> **What is being asked**
Restate each of the lines below word for word and drop every picture.
--- START Provided records ---
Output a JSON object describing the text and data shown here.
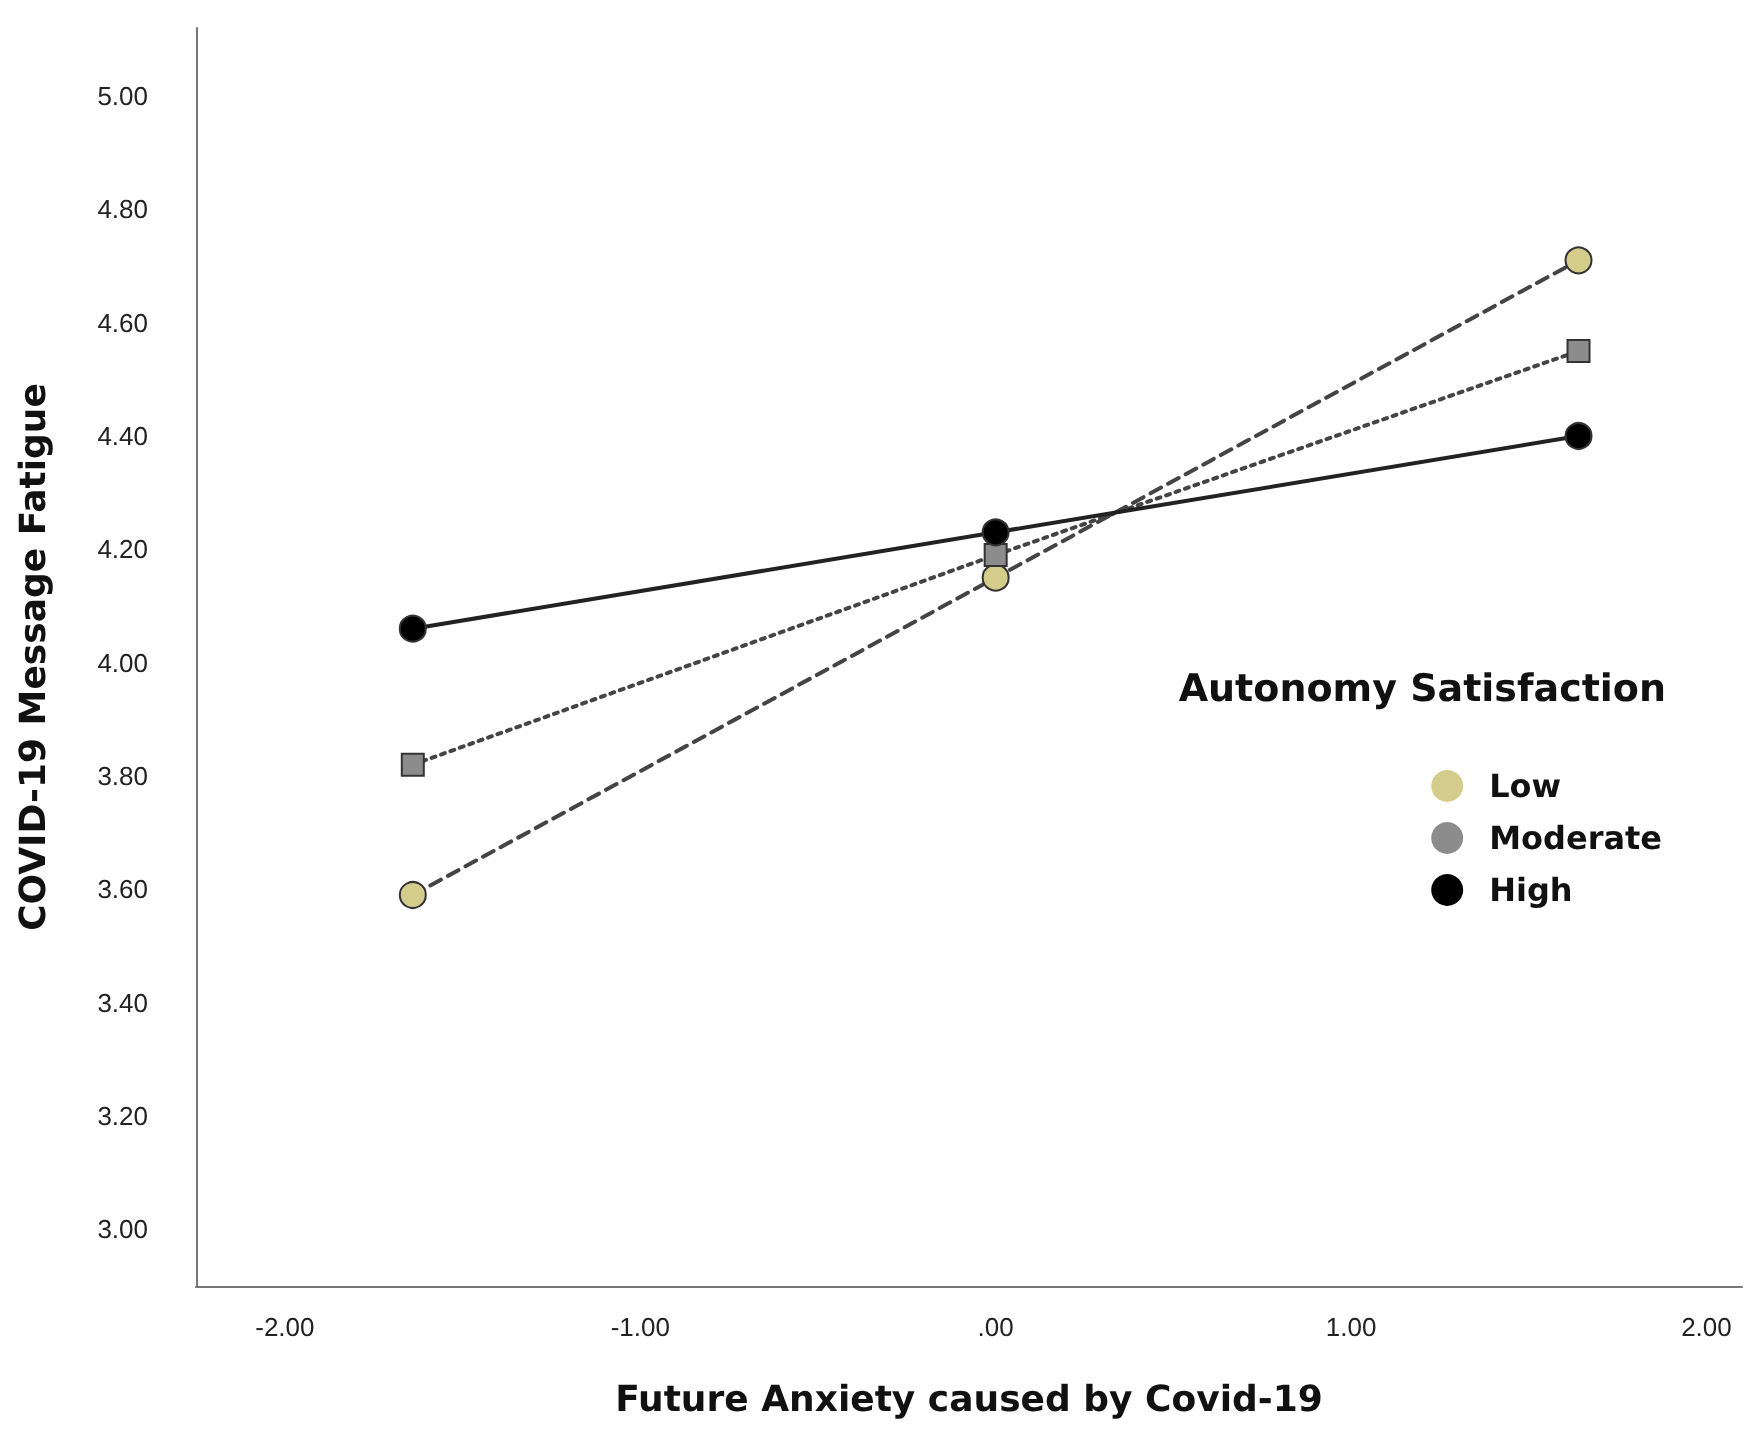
{
  "chart_data": {
    "type": "line",
    "xlabel": "Future Anxiety caused by Covid-19",
    "ylabel": "COVID-19 Message Fatigue",
    "legend_title": "Autonomy Satisfaction",
    "series": [
      {
        "name": "Low",
        "color": "#d4cc8a",
        "x": [
          -1.64,
          0,
          1.64
        ],
        "values": [
          3.59,
          4.15,
          4.71
        ],
        "line_style": "dashed",
        "marker": "circle"
      },
      {
        "name": "Moderate",
        "color": "#8c8c8c",
        "x": [
          -1.64,
          0,
          1.64
        ],
        "values": [
          3.82,
          4.19,
          4.55
        ],
        "line_style": "dotted",
        "marker": "square"
      },
      {
        "name": "High",
        "color": "#000000",
        "x": [
          -1.64,
          0,
          1.64
        ],
        "values": [
          4.06,
          4.23,
          4.4
        ],
        "line_style": "solid",
        "marker": "circle"
      }
    ],
    "xlim": [
      -2.25,
      2.1
    ],
    "xticks": [
      {
        "value": -2,
        "label": "-2.00"
      },
      {
        "value": -1,
        "label": "-1.00"
      },
      {
        "value": 0,
        "label": ".00"
      },
      {
        "value": 1,
        "label": "1.00"
      },
      {
        "value": 2,
        "label": "2.00"
      }
    ],
    "ylim": [
      2.9,
      5.12
    ],
    "yticks": [
      {
        "value": 3,
        "label": "3.00"
      },
      {
        "value": 3.2,
        "label": "3.20"
      },
      {
        "value": 3.4,
        "label": "3.40"
      },
      {
        "value": 3.6,
        "label": "3.60"
      },
      {
        "value": 3.8,
        "label": "3.80"
      },
      {
        "value": 4,
        "label": "4.00"
      },
      {
        "value": 4.2,
        "label": "4.20"
      },
      {
        "value": 4.4,
        "label": "4.40"
      },
      {
        "value": 4.6,
        "label": "4.60"
      },
      {
        "value": 4.8,
        "label": "4.80"
      },
      {
        "value": 5,
        "label": "5.00"
      }
    ],
    "grid": false,
    "legend": "right"
  }
}
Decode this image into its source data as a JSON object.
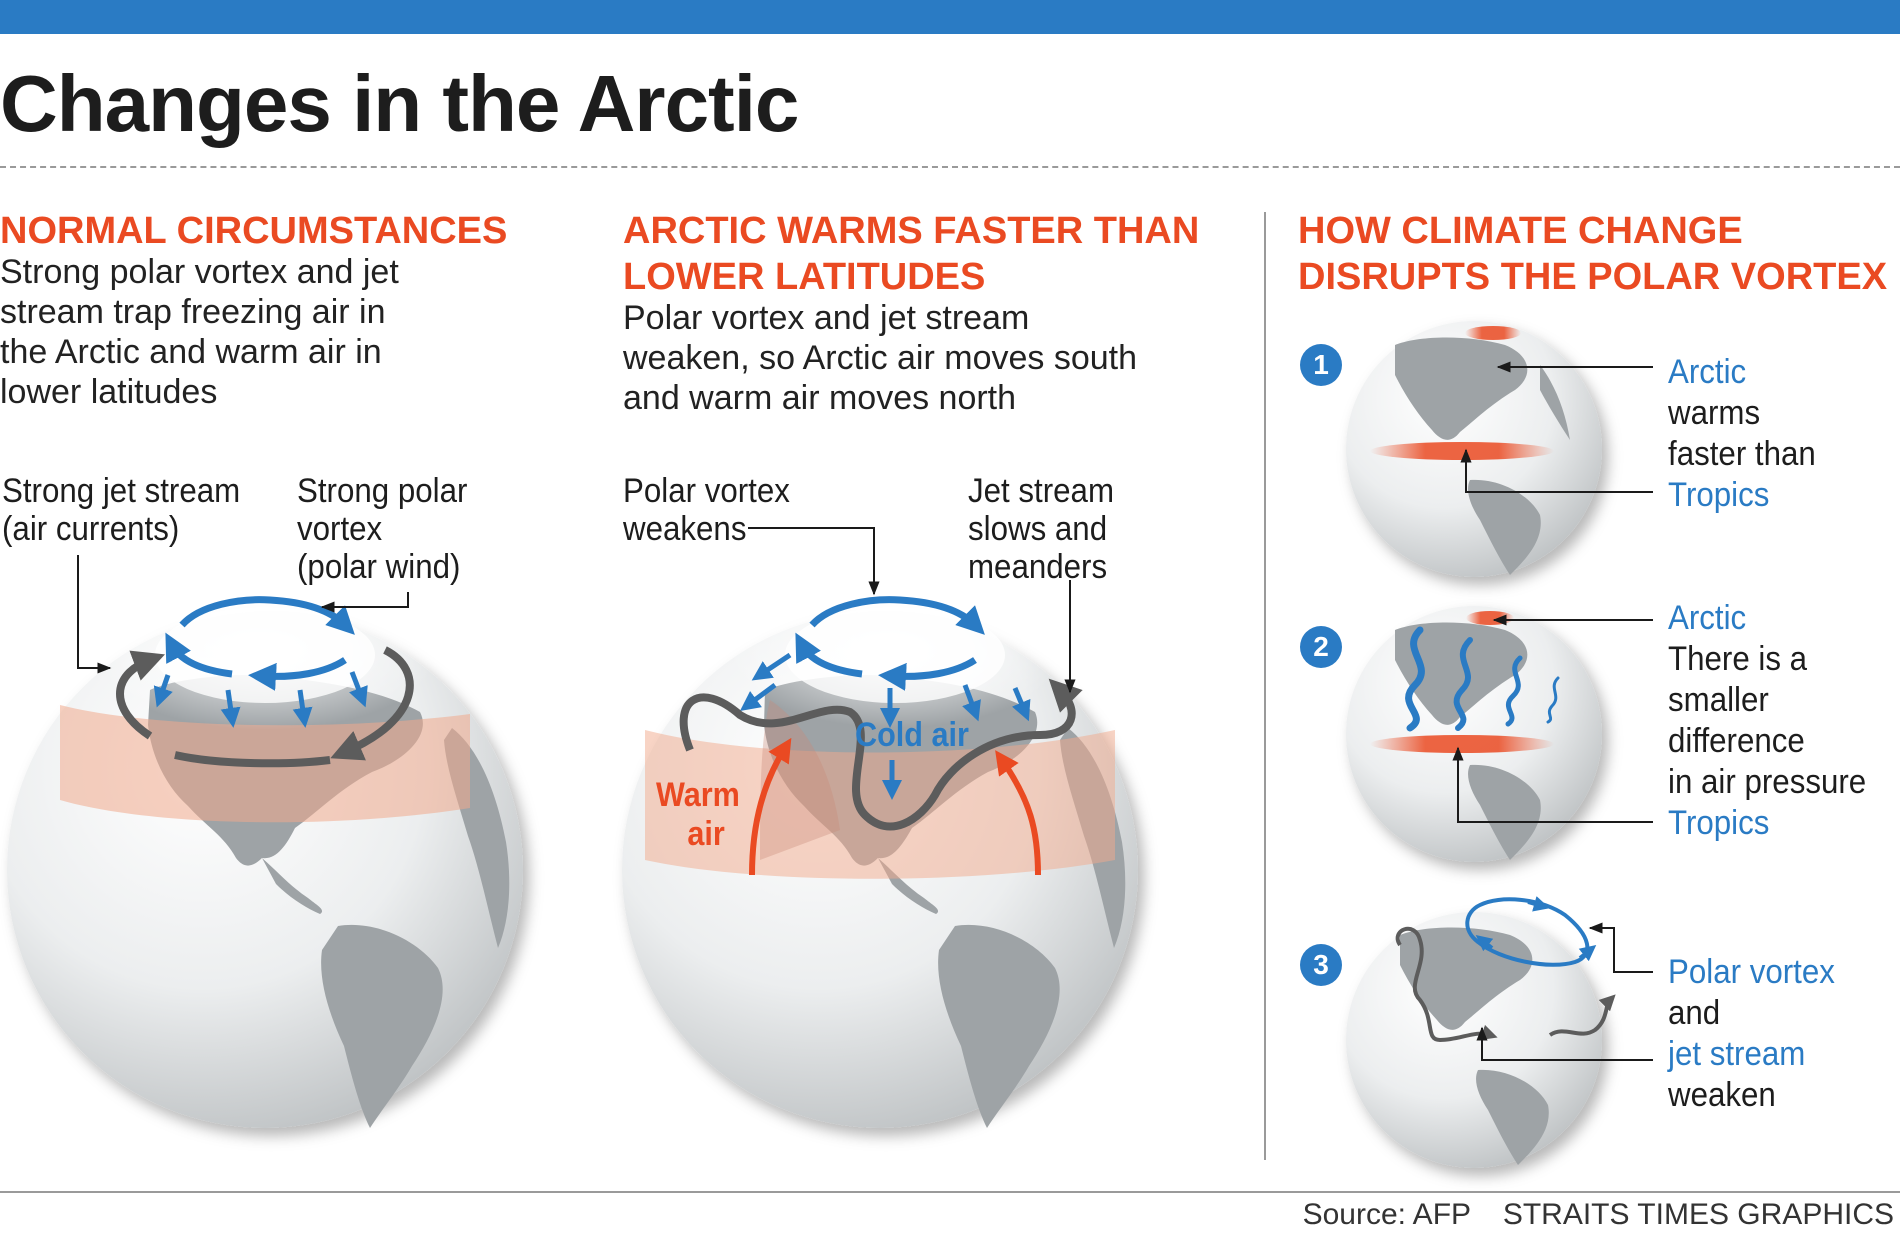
{
  "title": "Changes in the Arctic",
  "panel1": {
    "heading": "NORMAL CIRCUMSTANCES",
    "body": [
      "Strong polar vortex and jet",
      "stream trap freezing air in",
      "the Arctic and warm air in",
      "lower latitudes"
    ],
    "label_jet": [
      "Strong jet stream",
      "(air currents)"
    ],
    "label_vortex": [
      "Strong polar",
      "vortex",
      "(polar wind)"
    ]
  },
  "panel2": {
    "heading": [
      "ARCTIC WARMS FASTER THAN",
      "LOWER LATITUDES"
    ],
    "body": [
      "Polar vortex and jet stream",
      "weaken, so Arctic air moves south",
      "and warm air moves north"
    ],
    "label_vortex": [
      "Polar vortex",
      "weakens"
    ],
    "label_jet": [
      "Jet stream",
      "slows and",
      "meanders"
    ],
    "cold_air": "Cold air",
    "warm_air": [
      "Warm",
      "air"
    ]
  },
  "panel3": {
    "heading": [
      "HOW CLIMATE CHANGE",
      "DISRUPTS THE POLAR VORTEX"
    ],
    "step1": {
      "number": "1",
      "lines": [
        "Arctic",
        "warms",
        "faster than",
        "Tropics"
      ]
    },
    "step2": {
      "number": "2",
      "lines": [
        "Arctic",
        "There is a",
        "smaller",
        "difference",
        "in air pressure",
        "Tropics"
      ]
    },
    "step3": {
      "number": "3",
      "lines": [
        "Polar vortex",
        "and",
        "jet stream",
        "weaken"
      ]
    }
  },
  "footer": {
    "source": "Source: AFP",
    "credit": "STRAITS TIMES GRAPHICS"
  },
  "colors": {
    "accent_blue": "#2a7bc4",
    "accent_red": "#ea4a22",
    "land": "#9ea3a6",
    "arrow_dark": "#5c5c5c"
  }
}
--- END Provided records ---
> **Exercise answer**
Output a JSON object describing the text and data shown here.
{
  "chart_data": {
    "type": "line",
    "xlabel": "Future Anxiety caused by Covid-19",
    "ylabel": "COVID-19 Message Fatigue",
    "legend_title": "Autonomy Satisfaction",
    "series": [
      {
        "name": "Low",
        "color": "#d4cc8a",
        "x": [
          -1.64,
          0,
          1.64
        ],
        "values": [
          3.59,
          4.15,
          4.71
        ],
        "line_style": "dashed",
        "marker": "circle"
      },
      {
        "name": "Moderate",
        "color": "#8c8c8c",
        "x": [
          -1.64,
          0,
          1.64
        ],
        "values": [
          3.82,
          4.19,
          4.55
        ],
        "line_style": "dotted",
        "marker": "square"
      },
      {
        "name": "High",
        "color": "#000000",
        "x": [
          -1.64,
          0,
          1.64
        ],
        "values": [
          4.06,
          4.23,
          4.4
        ],
        "line_style": "solid",
        "marker": "circle"
      }
    ],
    "xlim": [
      -2.25,
      2.1
    ],
    "xticks": [
      {
        "value": -2,
        "label": "-2.00"
      },
      {
        "value": -1,
        "label": "-1.00"
      },
      {
        "value": 0,
        "label": ".00"
      },
      {
        "value": 1,
        "label": "1.00"
      },
      {
        "value": 2,
        "label": "2.00"
      }
    ],
    "ylim": [
      2.9,
      5.12
    ],
    "yticks": [
      {
        "value": 3,
        "label": "3.00"
      },
      {
        "value": 3.2,
        "label": "3.20"
      },
      {
        "value": 3.4,
        "label": "3.40"
      },
      {
        "value": 3.6,
        "label": "3.60"
      },
      {
        "value": 3.8,
        "label": "3.80"
      },
      {
        "value": 4,
        "label": "4.00"
      },
      {
        "value": 4.2,
        "label": "4.20"
      },
      {
        "value": 4.4,
        "label": "4.40"
      },
      {
        "value": 4.6,
        "label": "4.60"
      },
      {
        "value": 4.8,
        "label": "4.80"
      },
      {
        "value": 5,
        "label": "5.00"
      }
    ],
    "grid": false,
    "legend": "right"
  }
}
Decode this image into its source data as a JSON object.
{
  "title": "Changes in the Arctic",
  "panel1": {
    "heading": "NORMAL CIRCUMSTANCES",
    "body": [
      "Strong polar vortex and jet",
      "stream trap freezing air in",
      "the Arctic and warm air in",
      "lower latitudes"
    ],
    "label_jet": [
      "Strong jet stream",
      "(air currents)"
    ],
    "label_vortex": [
      "Strong polar",
      "vortex",
      "(polar wind)"
    ]
  },
  "panel2": {
    "heading": [
      "ARCTIC WARMS FASTER THAN",
      "LOWER LATITUDES"
    ],
    "body": [
      "Polar vortex and jet stream",
      "weaken, so Arctic air moves south",
      "and warm air moves north"
    ],
    "label_vortex": [
      "Polar vortex",
      "weakens"
    ],
    "label_jet": [
      "Jet stream",
      "slows and",
      "meanders"
    ],
    "cold_air": "Cold air",
    "warm_air": [
      "Warm",
      "air"
    ]
  },
  "panel3": {
    "heading": [
      "HOW CLIMATE CHANGE",
      "DISRUPTS THE POLAR VORTEX"
    ],
    "step1": {
      "number": "1",
      "lines": [
        "Arctic",
        "warms",
        "faster than",
        "Tropics"
      ]
    },
    "step2": {
      "number": "2",
      "lines": [
        "Arctic",
        "There is a",
        "smaller",
        "difference",
        "in air pressure",
        "Tropics"
      ]
    },
    "step3": {
      "number": "3",
      "lines": [
        "Polar vortex",
        "and",
        "jet stream",
        "weaken"
      ]
    }
  },
  "footer": {
    "source": "Source: AFP",
    "credit": "STRAITS TIMES GRAPHICS"
  },
  "colors": {
    "accent_blue": "#2a7bc4",
    "accent_red": "#ea4a22",
    "land": "#9ea3a6",
    "arrow_dark": "#5c5c5c"
  }
}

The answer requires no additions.